● Exercise data:
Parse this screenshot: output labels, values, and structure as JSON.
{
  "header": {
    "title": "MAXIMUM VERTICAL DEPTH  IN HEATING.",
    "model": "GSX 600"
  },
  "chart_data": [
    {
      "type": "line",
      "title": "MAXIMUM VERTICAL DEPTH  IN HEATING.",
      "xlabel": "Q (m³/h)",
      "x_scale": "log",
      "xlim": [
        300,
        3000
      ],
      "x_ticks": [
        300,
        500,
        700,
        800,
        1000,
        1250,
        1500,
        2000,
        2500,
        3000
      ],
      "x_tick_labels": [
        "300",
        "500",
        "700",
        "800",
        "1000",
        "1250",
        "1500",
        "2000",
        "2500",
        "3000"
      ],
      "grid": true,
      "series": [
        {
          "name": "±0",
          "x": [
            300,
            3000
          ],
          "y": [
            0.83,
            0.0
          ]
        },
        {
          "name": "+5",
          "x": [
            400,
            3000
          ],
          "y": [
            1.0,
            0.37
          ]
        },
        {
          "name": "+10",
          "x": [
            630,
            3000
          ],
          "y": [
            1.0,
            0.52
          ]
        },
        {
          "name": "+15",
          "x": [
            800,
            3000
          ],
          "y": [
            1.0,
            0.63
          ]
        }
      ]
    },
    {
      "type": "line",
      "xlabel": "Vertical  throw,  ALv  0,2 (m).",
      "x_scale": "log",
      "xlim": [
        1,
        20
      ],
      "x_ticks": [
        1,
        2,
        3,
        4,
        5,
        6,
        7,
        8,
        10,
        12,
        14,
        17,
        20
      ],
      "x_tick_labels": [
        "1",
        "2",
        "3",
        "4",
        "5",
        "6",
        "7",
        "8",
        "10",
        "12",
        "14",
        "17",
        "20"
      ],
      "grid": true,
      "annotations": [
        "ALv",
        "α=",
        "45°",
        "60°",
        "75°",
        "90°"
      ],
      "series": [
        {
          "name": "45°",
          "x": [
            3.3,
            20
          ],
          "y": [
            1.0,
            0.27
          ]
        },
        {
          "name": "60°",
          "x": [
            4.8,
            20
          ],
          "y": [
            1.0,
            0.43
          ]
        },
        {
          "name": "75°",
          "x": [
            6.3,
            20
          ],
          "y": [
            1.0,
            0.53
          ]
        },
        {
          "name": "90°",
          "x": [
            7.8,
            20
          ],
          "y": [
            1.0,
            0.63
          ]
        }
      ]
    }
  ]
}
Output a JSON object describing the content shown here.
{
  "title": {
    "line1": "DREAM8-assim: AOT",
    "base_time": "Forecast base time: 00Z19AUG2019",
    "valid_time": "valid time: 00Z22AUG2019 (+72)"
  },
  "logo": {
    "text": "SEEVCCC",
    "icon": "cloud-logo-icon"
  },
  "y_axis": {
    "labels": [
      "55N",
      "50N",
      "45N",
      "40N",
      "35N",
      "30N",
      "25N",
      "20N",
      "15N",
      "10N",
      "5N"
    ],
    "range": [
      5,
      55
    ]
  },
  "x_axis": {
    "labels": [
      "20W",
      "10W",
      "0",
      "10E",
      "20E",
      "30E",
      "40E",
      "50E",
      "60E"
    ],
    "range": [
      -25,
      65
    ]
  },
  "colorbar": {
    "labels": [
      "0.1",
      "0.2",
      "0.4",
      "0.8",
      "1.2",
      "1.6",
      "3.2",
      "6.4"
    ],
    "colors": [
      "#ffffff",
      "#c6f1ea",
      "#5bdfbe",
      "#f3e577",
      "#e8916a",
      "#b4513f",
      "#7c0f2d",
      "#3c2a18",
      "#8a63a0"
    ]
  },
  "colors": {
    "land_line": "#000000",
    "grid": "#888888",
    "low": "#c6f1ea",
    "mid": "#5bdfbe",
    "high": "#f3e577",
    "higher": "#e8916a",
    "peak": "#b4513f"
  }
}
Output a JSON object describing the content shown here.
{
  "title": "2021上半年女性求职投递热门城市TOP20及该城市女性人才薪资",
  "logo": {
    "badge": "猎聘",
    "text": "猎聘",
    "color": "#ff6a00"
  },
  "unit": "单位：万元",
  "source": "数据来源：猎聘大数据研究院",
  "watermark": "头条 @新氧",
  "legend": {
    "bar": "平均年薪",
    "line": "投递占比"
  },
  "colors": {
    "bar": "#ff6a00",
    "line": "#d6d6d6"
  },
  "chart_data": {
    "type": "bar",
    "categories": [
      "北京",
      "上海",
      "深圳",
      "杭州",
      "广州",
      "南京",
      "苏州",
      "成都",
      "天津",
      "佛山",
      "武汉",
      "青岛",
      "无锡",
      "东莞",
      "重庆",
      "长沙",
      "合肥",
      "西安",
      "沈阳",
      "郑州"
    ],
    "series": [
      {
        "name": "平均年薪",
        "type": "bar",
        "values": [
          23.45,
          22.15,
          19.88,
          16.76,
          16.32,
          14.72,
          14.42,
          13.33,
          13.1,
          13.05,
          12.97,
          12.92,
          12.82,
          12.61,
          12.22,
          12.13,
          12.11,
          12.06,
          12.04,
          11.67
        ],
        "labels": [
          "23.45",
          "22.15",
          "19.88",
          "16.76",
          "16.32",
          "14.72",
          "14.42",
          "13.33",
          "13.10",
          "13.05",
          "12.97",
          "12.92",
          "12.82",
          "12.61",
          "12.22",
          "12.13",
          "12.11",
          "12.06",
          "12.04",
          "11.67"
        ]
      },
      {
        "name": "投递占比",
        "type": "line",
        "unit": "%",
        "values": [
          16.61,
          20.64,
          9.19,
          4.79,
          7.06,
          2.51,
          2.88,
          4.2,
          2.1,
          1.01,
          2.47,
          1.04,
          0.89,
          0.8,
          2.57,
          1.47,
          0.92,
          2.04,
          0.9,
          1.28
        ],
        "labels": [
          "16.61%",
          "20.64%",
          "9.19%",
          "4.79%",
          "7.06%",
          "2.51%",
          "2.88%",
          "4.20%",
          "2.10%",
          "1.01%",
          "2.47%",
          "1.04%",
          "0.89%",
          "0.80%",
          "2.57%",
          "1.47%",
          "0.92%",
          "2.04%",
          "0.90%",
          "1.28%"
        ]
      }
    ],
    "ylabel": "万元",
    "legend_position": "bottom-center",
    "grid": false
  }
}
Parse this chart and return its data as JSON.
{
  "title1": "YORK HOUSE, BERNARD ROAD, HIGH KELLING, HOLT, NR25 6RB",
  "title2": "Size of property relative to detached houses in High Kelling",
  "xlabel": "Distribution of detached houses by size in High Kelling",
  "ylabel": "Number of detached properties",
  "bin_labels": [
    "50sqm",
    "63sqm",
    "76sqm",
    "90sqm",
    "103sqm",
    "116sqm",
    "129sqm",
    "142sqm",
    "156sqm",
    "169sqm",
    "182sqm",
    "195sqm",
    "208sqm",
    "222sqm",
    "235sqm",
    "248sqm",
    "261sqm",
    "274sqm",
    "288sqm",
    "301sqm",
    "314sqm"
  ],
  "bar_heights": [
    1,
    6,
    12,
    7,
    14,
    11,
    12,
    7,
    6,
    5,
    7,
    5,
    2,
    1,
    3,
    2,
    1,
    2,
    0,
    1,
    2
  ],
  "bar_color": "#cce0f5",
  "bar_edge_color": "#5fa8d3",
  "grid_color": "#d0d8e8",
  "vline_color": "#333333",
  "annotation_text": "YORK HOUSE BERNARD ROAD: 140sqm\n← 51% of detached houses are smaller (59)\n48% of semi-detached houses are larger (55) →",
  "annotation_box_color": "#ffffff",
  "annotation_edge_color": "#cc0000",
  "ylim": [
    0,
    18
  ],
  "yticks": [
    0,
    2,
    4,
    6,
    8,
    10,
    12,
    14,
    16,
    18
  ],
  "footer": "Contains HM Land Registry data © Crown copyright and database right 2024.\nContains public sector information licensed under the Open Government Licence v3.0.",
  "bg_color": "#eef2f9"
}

● Brief:
Gather up every line in the data above that contains the word "DEPTH", copying each one.

● Complete response:
    "title": "MAXIMUM VERTICAL DEPTH  IN HEATING.",
      "title": "MAXIMUM VERTICAL DEPTH  IN HEATING.",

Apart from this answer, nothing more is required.